[AIM OF THE EXERCISE] Transcribe the entries below exactly.

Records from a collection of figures
★ ★ ★ ★
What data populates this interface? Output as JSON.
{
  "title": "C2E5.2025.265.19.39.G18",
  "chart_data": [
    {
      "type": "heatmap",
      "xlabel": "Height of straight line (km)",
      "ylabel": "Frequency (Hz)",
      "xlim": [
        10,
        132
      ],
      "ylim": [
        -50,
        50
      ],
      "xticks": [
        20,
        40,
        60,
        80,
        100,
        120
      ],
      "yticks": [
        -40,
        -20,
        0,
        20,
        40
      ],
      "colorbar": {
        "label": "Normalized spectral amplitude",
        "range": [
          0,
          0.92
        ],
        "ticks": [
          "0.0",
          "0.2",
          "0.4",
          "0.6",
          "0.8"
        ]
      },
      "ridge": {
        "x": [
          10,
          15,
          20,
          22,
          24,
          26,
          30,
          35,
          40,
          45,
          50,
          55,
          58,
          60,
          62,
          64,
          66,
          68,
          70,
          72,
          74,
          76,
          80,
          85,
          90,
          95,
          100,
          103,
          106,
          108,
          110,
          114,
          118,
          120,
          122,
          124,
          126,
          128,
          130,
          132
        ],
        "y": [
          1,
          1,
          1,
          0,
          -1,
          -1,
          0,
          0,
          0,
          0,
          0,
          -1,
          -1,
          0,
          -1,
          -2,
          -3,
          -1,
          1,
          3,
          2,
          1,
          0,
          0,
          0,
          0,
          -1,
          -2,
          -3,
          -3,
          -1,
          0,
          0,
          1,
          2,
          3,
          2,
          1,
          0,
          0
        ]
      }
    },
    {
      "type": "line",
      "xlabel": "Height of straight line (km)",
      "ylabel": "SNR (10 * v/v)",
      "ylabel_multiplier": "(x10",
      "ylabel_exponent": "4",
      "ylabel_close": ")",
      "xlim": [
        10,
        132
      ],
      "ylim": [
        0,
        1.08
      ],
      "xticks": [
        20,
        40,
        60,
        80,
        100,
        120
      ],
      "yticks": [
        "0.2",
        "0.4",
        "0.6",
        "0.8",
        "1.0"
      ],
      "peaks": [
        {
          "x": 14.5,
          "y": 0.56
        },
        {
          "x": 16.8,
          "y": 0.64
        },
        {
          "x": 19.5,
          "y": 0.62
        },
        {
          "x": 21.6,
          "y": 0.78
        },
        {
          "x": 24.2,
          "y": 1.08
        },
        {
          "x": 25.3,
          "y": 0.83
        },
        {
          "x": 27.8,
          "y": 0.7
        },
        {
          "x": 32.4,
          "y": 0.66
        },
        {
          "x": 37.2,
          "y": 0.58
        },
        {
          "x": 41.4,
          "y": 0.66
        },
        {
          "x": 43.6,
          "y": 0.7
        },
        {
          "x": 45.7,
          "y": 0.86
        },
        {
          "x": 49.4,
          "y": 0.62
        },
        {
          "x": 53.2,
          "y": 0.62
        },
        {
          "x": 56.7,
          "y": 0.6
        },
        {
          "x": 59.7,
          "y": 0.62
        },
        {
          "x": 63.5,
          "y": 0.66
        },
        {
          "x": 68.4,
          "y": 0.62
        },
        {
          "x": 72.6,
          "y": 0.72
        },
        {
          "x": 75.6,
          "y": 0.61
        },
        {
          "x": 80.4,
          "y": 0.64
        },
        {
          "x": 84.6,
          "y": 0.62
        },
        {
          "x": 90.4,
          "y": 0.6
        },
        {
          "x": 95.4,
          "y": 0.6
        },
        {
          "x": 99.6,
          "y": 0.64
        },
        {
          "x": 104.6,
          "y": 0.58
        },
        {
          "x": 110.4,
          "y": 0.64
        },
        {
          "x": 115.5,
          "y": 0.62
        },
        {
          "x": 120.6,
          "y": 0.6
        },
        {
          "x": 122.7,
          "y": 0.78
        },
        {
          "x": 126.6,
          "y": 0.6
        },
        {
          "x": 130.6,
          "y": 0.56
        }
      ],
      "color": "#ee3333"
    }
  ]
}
★ ★ ★ ★
[FINISHED TASK]
What data populates this interface? Output as JSON.
{
  "title": "C2E5.2025.265.19.39.G18",
  "chart_data": [
    {
      "type": "heatmap",
      "xlabel": "Height of straight line (km)",
      "ylabel": "Frequency (Hz)",
      "xlim": [
        10,
        132
      ],
      "ylim": [
        -50,
        50
      ],
      "xticks": [
        20,
        40,
        60,
        80,
        100,
        120
      ],
      "yticks": [
        -40,
        -20,
        0,
        20,
        40
      ],
      "colorbar": {
        "label": "Normalized spectral amplitude",
        "range": [
          0,
          0.92
        ],
        "ticks": [
          "0.0",
          "0.2",
          "0.4",
          "0.6",
          "0.8"
        ]
      },
      "ridge": {
        "x": [
          10,
          15,
          20,
          22,
          24,
          26,
          30,
          35,
          40,
          45,
          50,
          55,
          58,
          60,
          62,
          64,
          66,
          68,
          70,
          72,
          74,
          76,
          80,
          85,
          90,
          95,
          100,
          103,
          106,
          108,
          110,
          114,
          118,
          120,
          122,
          124,
          126,
          128,
          130,
          132
        ],
        "y": [
          1,
          1,
          1,
          0,
          -1,
          -1,
          0,
          0,
          0,
          0,
          0,
          -1,
          -1,
          0,
          -1,
          -2,
          -3,
          -1,
          1,
          3,
          2,
          1,
          0,
          0,
          0,
          0,
          -1,
          -2,
          -3,
          -3,
          -1,
          0,
          0,
          1,
          2,
          3,
          2,
          1,
          0,
          0
        ]
      }
    },
    {
      "type": "line",
      "xlabel": "Height of straight line (km)",
      "ylabel": "SNR (10 * v/v)",
      "ylabel_multiplier": "(x10",
      "ylabel_exponent": "4",
      "ylabel_close": ")",
      "xlim": [
        10,
        132
      ],
      "ylim": [
        0,
        1.08
      ],
      "xticks": [
        20,
        40,
        60,
        80,
        100,
        120
      ],
      "yticks": [
        "0.2",
        "0.4",
        "0.6",
        "0.8",
        "1.0"
      ],
      "peaks": [
        {
          "x": 14.5,
          "y": 0.56
        },
        {
          "x": 16.8,
          "y": 0.64
        },
        {
          "x": 19.5,
          "y": 0.62
        },
        {
          "x": 21.6,
          "y": 0.78
        },
        {
          "x": 24.2,
          "y": 1.08
        },
        {
          "x": 25.3,
          "y": 0.83
        },
        {
          "x": 27.8,
          "y": 0.7
        },
        {
          "x": 32.4,
          "y": 0.66
        },
        {
          "x": 37.2,
          "y": 0.58
        },
        {
          "x": 41.4,
          "y": 0.66
        },
        {
          "x": 43.6,
          "y": 0.7
        },
        {
          "x": 45.7,
          "y": 0.86
        },
        {
          "x": 49.4,
          "y": 0.62
        },
        {
          "x": 53.2,
          "y": 0.62
        },
        {
          "x": 56.7,
          "y": 0.6
        },
        {
          "x": 59.7,
          "y": 0.62
        },
        {
          "x": 63.5,
          "y": 0.66
        },
        {
          "x": 68.4,
          "y": 0.62
        },
        {
          "x": 72.6,
          "y": 0.72
        },
        {
          "x": 75.6,
          "y": 0.61
        },
        {
          "x": 80.4,
          "y": 0.64
        },
        {
          "x": 84.6,
          "y": 0.62
        },
        {
          "x": 90.4,
          "y": 0.6
        },
        {
          "x": 95.4,
          "y": 0.6
        },
        {
          "x": 99.6,
          "y": 0.64
        },
        {
          "x": 104.6,
          "y": 0.58
        },
        {
          "x": 110.4,
          "y": 0.64
        },
        {
          "x": 115.5,
          "y": 0.62
        },
        {
          "x": 120.6,
          "y": 0.6
        },
        {
          "x": 122.7,
          "y": 0.78
        },
        {
          "x": 126.6,
          "y": 0.6
        },
        {
          "x": 130.6,
          "y": 0.56
        }
      ],
      "color": "#ee3333"
    }
  ]
}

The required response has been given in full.